▶ _Material provided_:
........

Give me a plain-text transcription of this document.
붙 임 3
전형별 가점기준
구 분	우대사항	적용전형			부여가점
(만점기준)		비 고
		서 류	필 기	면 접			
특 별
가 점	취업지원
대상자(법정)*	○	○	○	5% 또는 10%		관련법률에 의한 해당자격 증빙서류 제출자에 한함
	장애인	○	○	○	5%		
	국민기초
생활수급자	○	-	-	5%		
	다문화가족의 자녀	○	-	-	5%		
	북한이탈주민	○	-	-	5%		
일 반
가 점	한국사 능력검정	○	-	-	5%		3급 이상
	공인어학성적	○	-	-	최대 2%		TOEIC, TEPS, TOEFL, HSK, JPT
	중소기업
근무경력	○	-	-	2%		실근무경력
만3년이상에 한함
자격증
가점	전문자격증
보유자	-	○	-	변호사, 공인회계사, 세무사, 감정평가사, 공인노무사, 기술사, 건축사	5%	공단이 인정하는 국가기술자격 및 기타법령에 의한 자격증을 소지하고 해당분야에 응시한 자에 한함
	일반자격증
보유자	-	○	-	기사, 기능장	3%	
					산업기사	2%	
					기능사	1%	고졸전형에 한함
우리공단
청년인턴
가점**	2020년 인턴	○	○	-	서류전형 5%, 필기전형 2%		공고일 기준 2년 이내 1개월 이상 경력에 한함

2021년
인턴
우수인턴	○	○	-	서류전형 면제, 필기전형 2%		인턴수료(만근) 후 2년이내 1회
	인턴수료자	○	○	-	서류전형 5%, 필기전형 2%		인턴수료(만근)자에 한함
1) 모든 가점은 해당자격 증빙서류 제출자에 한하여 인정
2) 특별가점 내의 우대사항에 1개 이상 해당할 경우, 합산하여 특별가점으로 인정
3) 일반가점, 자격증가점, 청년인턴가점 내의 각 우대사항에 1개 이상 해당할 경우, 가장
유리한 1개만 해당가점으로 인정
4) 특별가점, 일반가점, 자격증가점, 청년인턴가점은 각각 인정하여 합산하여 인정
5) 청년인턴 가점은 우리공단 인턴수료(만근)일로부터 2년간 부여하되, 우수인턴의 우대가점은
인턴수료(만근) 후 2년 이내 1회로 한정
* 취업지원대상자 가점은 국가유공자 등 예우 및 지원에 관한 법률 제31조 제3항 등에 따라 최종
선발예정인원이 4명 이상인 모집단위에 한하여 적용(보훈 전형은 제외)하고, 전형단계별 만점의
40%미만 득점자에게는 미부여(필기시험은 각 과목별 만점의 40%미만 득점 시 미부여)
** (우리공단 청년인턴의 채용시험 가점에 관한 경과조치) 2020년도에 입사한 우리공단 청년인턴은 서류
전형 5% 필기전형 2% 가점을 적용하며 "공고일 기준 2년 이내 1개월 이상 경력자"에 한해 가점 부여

........

▶ _Aim_: Extract, from the listing above, every line where the string "제출자에" occurs.

▶ _The output_:
대상자(법정)*	○	○	○	5% 또는 10%		관련법률에 의한 해당자격 증빙서류 제출자에 한함
1) 모든 가점은 해당자격 증빙서류 제출자에 한하여 인정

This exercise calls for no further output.